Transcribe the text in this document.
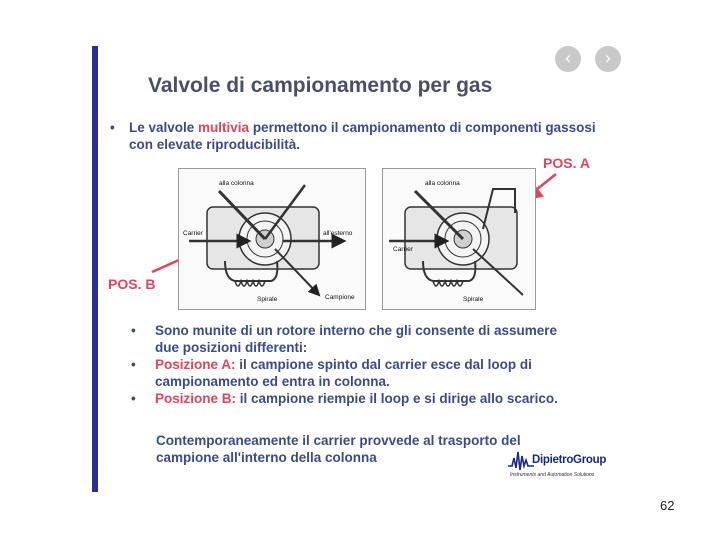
‹ ›
Valvole di campionamento per gas
• Le valvole multivia permettono il campionamento di componenti gassosi con elevate riproducibilità.
POS. A
POS. B
alla colonna
Carrier	all'esterno
Spirale	Campione
alla colonna
Carrier
Spirale
• Sono munite di un rotore interno che gli consente di assumere due posizioni differenti:
• Posizione A: il campione spinto dal carrier esce dal loop di campionamento ed entra in colonna.
• Posizione B: il campione riempie il loop e si dirige allo scarico.
Contemporaneamente il carrier provvede al trasporto del campione all'interno della colonna	DipietroGroup
Instruments and Automation Solutions
62
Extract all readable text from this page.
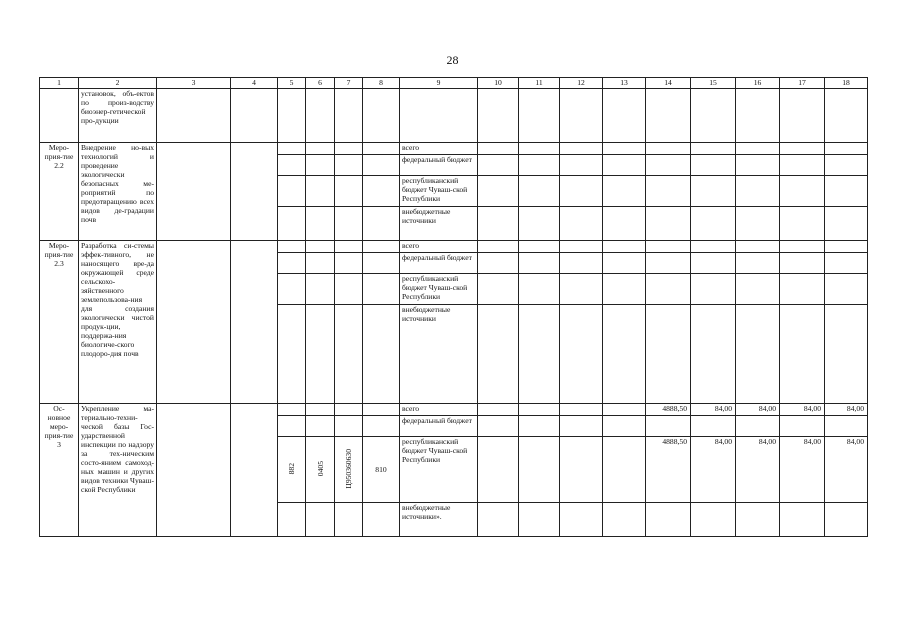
28
1	2	3	4	5	6	7	8	9	10	11	12	13	14	15	16	17	18
	установок, объ-ектов по произ-водству биоэнер-гетической про-дукции																
Меро-прия-тие 2.2	Внедрение но-вых технологий и проведение экологически безопасных ме-роприятий по предотвращению всех видов де-градации почв							всего									
								федеральный бюджет									
								республиканский бюджет Чуваш-ской Республики									
								внебюджетные источники									
Меро-прия-тие 2.3	Разработка си-стемы эффек-тивного, не наносящего вре-да окружающей среде сельскохо-зяйственного землепользова-ния для создания экологически чистой продук-ции, поддержа-ния биологиче-ского плодоро-дия почв							всего									
								федеральный бюджет									
								республиканский бюджет Чуваш-ской Республики									
								внебюджетные источники									
Ос-новное меро-прия-тие 3	Укрепление ма-териально-техни-ческой базы Гос-ударственной инспекции по надзору за тех-ническим состо-янием самоход-ных машин и других видов техники Чуваш-ской Республики							всего					4888,50	84,00	84,00	84,00	84,00
								федеральный бюджет									
				882	0405	Ц950360630	810	республиканский бюджет Чуваш-ской Республики					4888,50	84,00	84,00	84,00	84,00
								внебюджетные источники».									
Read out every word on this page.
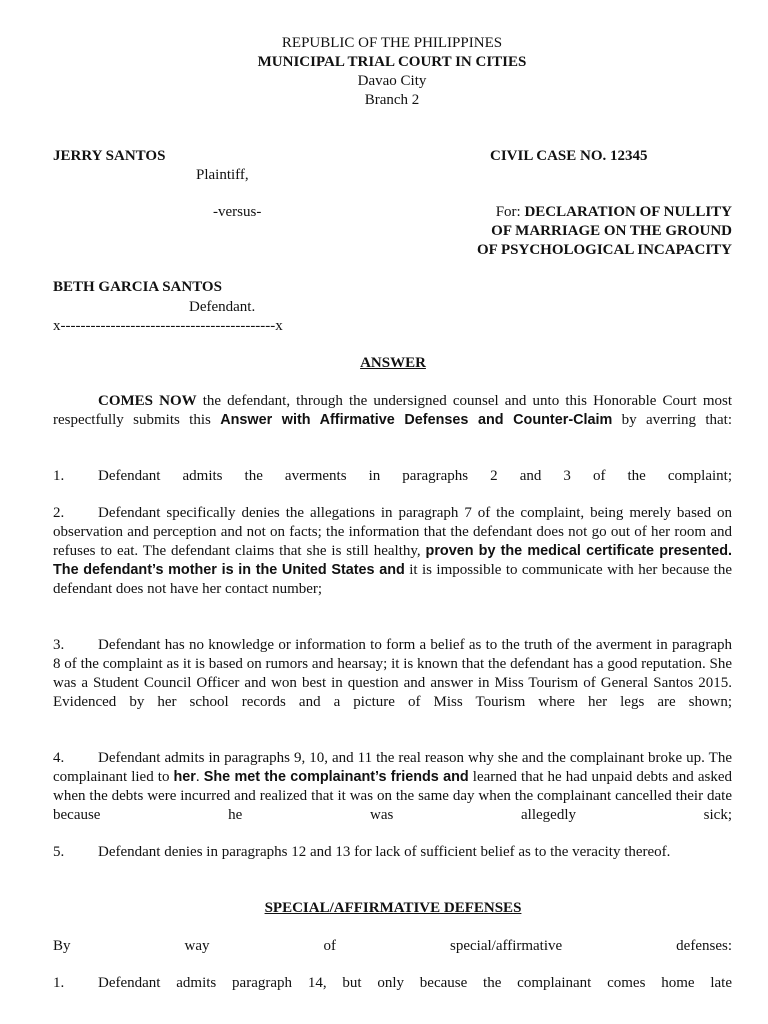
REPUBLIC OF THE PHILIPPINES
MUNICIPAL TRIAL COURT IN CITIES
Davao City
Branch 2
JERRY SANTOS
Plaintiff,
CIVIL CASE NO. 12345
-versus-	For: DECLARATION OF NULLITY
OF MARRIAGE ON THE GROUND
OF PSYCHOLOGICAL INCAPACITY
BETH GARCIA SANTOS
Defendant.
x-------------------------------------------x
ANSWER
COMES NOW the defendant, through the undersigned counsel and unto this Honorable Court most respectfully submits this Answer with Affirmative Defenses and Counter-Claim by averring that:
1. Defendant admits the averments in paragraphs 2 and 3 of the complaint;
2. Defendant specifically denies the allegations in paragraph 7 of the complaint, being merely based on observation and perception and not on facts; the information that the defendant does not go out of her room and refuses to eat. The defendant claims that she is still healthy, proven by the medical certificate presented. The defendant’s mother is in the United States and it is impossible to communicate with her because the defendant does not have her contact number;
3. Defendant has no knowledge or information to form a belief as to the truth of the averment in paragraph 8 of the complaint as it is based on rumors and hearsay; it is known that the defendant has a good reputation. She was a Student Council Officer and won best in question and answer in Miss Tourism of General Santos 2015. Evidenced by her school records and a picture of Miss Tourism where her legs are shown;
4. Defendant admits in paragraphs 9, 10, and 11 the real reason why she and the complainant broke up. The complainant lied to her. She met the complainant’s friends and learned that he had unpaid debts and asked when the debts were incurred and realized that it was on the same day when the complainant cancelled their date because he was allegedly sick;
5. Defendant denies in paragraphs 12 and 13 for lack of sufficient belief as to the veracity thereof.
SPECIAL/AFFIRMATIVE DEFENSES
By way of special/affirmative defenses:
1. Defendant admits paragraph 14, but only because the complainant comes home late
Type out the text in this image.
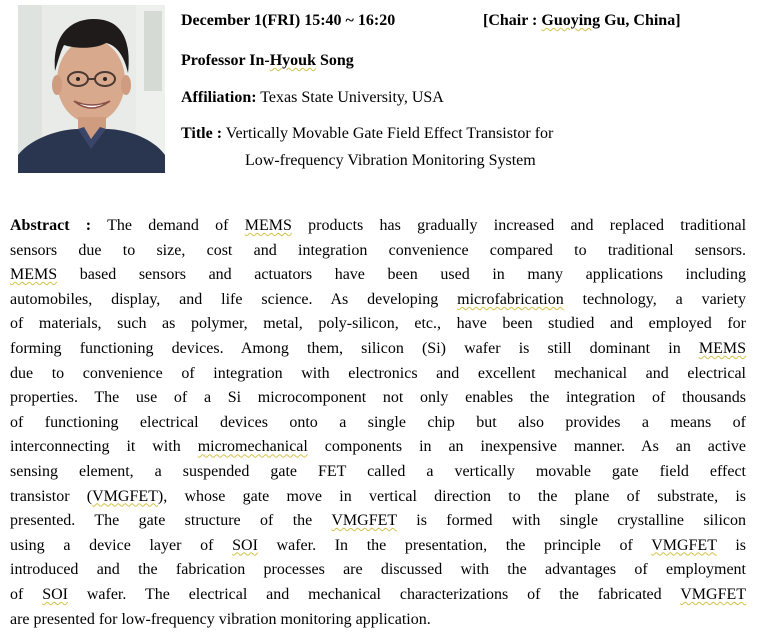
December 1(FRI) 15:40 ~ 16:20	[Chair : Guoying Gu, China]
Professor In-Hyouk Song
Affiliation: Texas State University, USA
Title : Vertically Movable Gate Field Effect Transistor for
Low-frequency Vibration Monitoring System
Abstract : The demand of MEMS products has gradually increased and replaced traditional
sensors due to size, cost and integration convenience compared to traditional sensors.
MEMS based sensors and actuators have been used in many applications including
automobiles, display, and life science. As developing microfabrication technology, a variety
of materials, such as polymer, metal, poly-silicon, etc., have been studied and employed for
forming functioning devices. Among them, silicon (Si) wafer is still dominant in MEMS
due to convenience of integration with electronics and excellent mechanical and electrical
properties. The use of a Si microcomponent not only enables the integration of thousands
of functioning electrical devices onto a single chip but also provides a means of
interconnecting it with micromechanical components in an inexpensive manner. As an active
sensing element, a suspended gate FET called a vertically movable gate field effect
transistor (VMGFET), whose gate move in vertical direction to the plane of substrate, is
presented. The gate structure of the VMGFET is formed with single crystalline silicon
using a device layer of SOI wafer. In the presentation, the principle of VMGFET is
introduced and the fabrication processes are discussed with the advantages of employment
of SOI wafer. The electrical and mechanical characterizations of the fabricated VMGFET
are presented for low-frequency vibration monitoring application.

----------------------------------------

• [WRITTEN EXERCISE]: Repeat the material above in full and exactly, omitting the pictures.

• [EXERCISE RESULT]:
Transcribe the text in this document.
‹ ›
Valvole di campionamento per gas
• Le valvole multivia permettono il campionamento di componenti gassosi con elevate riproducibilità.
POS. A
POS. B
alla colonna
Carrier	all'esterno
Spirale	Campione
alla colonna
Carrier
Spirale
• Sono munite di un rotore interno che gli consente di assumere due posizioni differenti:
• Posizione A: il campione spinto dal carrier esce dal loop di campionamento ed entra in colonna.
• Posizione B: il campione riempie il loop e si dirige allo scarico.
Contemporaneamente il carrier provvede al trasporto del campione all'interno della colonna	DipietroGroup
Instruments and Automation Solutions
62
Extract all readable text from this page.
28
1	2	3	4	5	6	7	8	9	10	11	12	13	14	15	16	17	18
	установок, объ-ектов по произ-водству биоэнер-гетической про-дукции																
Меро-прия-тие 2.2	Внедрение но-вых технологий и проведение экологически безопасных ме-роприятий по предотвращению всех видов де-градации почв							всего									
								федеральный бюджет									
								республиканский бюджет Чуваш-ской Республики									
								внебюджетные источники									
Меро-прия-тие 2.3	Разработка си-стемы эффек-тивного, не наносящего вре-да окружающей среде сельскохо-зяйственного землепользова-ния для создания экологически чистой продук-ции, поддержа-ния биологиче-ского плодоро-дия почв							всего									
								федеральный бюджет									
								республиканский бюджет Чуваш-ской Республики									
								внебюджетные источники									
Ос-новное меро-прия-тие 3	Укрепление ма-териально-техни-ческой базы Гос-ударственной инспекции по надзору за тех-ническим состо-янием самоход-ных машин и других видов техники Чуваш-ской Республики							всего					4888,50	84,00	84,00	84,00	84,00
								федеральный бюджет									
				882	0405	Ц950360630	810	республиканский бюджет Чуваш-ской Республики					4888,50	84,00	84,00	84,00	84,00
								внебюджетные источники».									
Read out every word on this page.
REPUBLIC OF THE PHILIPPINES
MUNICIPAL TRIAL COURT IN CITIES
Davao City
Branch 2
JERRY SANTOS
Plaintiff,
CIVIL CASE NO. 12345
-versus-	For: DECLARATION OF NULLITY
OF MARRIAGE ON THE GROUND
OF PSYCHOLOGICAL INCAPACITY
BETH GARCIA SANTOS
Defendant.
x-------------------------------------------x
ANSWER
COMES NOW the defendant, through the undersigned counsel and unto this Honorable Court most respectfully submits this Answer with Affirmative Defenses and Counter-Claim by averring that:
1. Defendant admits the averments in paragraphs 2 and 3 of the complaint;
2. Defendant specifically denies the allegations in paragraph 7 of the complaint, being merely based on observation and perception and not on facts; the information that the defendant does not go out of her room and refuses to eat. The defendant claims that she is still healthy, proven by the medical certificate presented. The defendant’s mother is in the United States and it is impossible to communicate with her because the defendant does not have her contact number;
3. Defendant has no knowledge or information to form a belief as to the truth of the averment in paragraph 8 of the complaint as it is based on rumors and hearsay; it is known that the defendant has a good reputation. She was a Student Council Officer and won best in question and answer in Miss Tourism of General Santos 2015. Evidenced by her school records and a picture of Miss Tourism where her legs are shown;
4. Defendant admits in paragraphs 9, 10, and 11 the real reason why she and the complainant broke up. The complainant lied to her. She met the complainant’s friends and learned that he had unpaid debts and asked when the debts were incurred and realized that it was on the same day when the complainant cancelled their date because he was allegedly sick;
5. Defendant denies in paragraphs 12 and 13 for lack of sufficient belief as to the veracity thereof.
SPECIAL/AFFIRMATIVE DEFENSES
By way of special/affirmative defenses:
1. Defendant admits paragraph 14, but only because the complainant comes home late
Type out the text in this image.
December 1(FRI) 15:40 ~ 16:20	[Chair : Guoying Gu, China]
Professor In-Hyouk Song
Affiliation: Texas State University, USA
Title : Vertically Movable Gate Field Effect Transistor for
Low-frequency Vibration Monitoring System
Abstract : The demand of MEMS products has gradually increased and replaced traditional
sensors due to size, cost and integration convenience compared to traditional sensors.
MEMS based sensors and actuators have been used in many applications including
automobiles, display, and life science. As developing microfabrication technology, a variety
of materials, such as polymer, metal, poly-silicon, etc., have been studied and employed for
forming functioning devices. Among them, silicon (Si) wafer is still dominant in MEMS
due to convenience of integration with electronics and excellent mechanical and electrical
properties. The use of a Si microcomponent not only enables the integration of thousands
of functioning electrical devices onto a single chip but also provides a means of
interconnecting it with micromechanical components in an inexpensive manner. As an active
sensing element, a suspended gate FET called a vertically movable gate field effect
transistor (VMGFET), whose gate move in vertical direction to the plane of substrate, is
presented. The gate structure of the VMGFET is formed with single crystalline silicon
using a device layer of SOI wafer. In the presentation, the principle of VMGFET is
introduced and the fabrication processes are discussed with the advantages of employment
of SOI wafer. The electrical and mechanical characterizations of the fabricated VMGFET
are presented for low-frequency vibration monitoring application.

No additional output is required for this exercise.